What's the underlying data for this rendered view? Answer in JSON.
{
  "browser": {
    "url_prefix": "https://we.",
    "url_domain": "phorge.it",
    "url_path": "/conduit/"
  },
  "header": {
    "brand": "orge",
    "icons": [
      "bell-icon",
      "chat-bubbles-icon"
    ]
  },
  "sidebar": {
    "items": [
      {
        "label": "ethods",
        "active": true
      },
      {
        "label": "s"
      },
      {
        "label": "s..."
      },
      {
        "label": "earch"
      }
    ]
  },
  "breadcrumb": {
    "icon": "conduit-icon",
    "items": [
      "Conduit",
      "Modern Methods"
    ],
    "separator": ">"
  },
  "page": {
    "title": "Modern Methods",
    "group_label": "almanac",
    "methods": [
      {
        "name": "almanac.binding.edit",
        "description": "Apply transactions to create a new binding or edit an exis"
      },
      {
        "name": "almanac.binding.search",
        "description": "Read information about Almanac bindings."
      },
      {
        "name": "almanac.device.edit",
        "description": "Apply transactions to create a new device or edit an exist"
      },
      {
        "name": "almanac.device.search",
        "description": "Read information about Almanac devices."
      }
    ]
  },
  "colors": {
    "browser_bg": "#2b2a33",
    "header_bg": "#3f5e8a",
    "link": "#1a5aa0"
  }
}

--------------------------------------------------

Your task is to retype all the records above with nothing left out.

## EXPECTED ANSWER:
What's the underlying data for this rendered view? Answer in JSON.
{
  "browser": {
    "url_prefix": "https://we.",
    "url_domain": "phorge.it",
    "url_path": "/conduit/"
  },
  "header": {
    "brand": "orge",
    "icons": [
      "bell-icon",
      "chat-bubbles-icon"
    ]
  },
  "sidebar": {
    "items": [
      {
        "label": "ethods",
        "active": true
      },
      {
        "label": "s"
      },
      {
        "label": "s..."
      },
      {
        "label": "earch"
      }
    ]
  },
  "breadcrumb": {
    "icon": "conduit-icon",
    "items": [
      "Conduit",
      "Modern Methods"
    ],
    "separator": ">"
  },
  "page": {
    "title": "Modern Methods",
    "group_label": "almanac",
    "methods": [
      {
        "name": "almanac.binding.edit",
        "description": "Apply transactions to create a new binding or edit an exis"
      },
      {
        "name": "almanac.binding.search",
        "description": "Read information about Almanac bindings."
      },
      {
        "name": "almanac.device.edit",
        "description": "Apply transactions to create a new device or edit an exist"
      },
      {
        "name": "almanac.device.search",
        "description": "Read information about Almanac devices."
      }
    ]
  },
  "colors": {
    "browser_bg": "#2b2a33",
    "header_bg": "#3f5e8a",
    "link": "#1a5aa0"
  }
}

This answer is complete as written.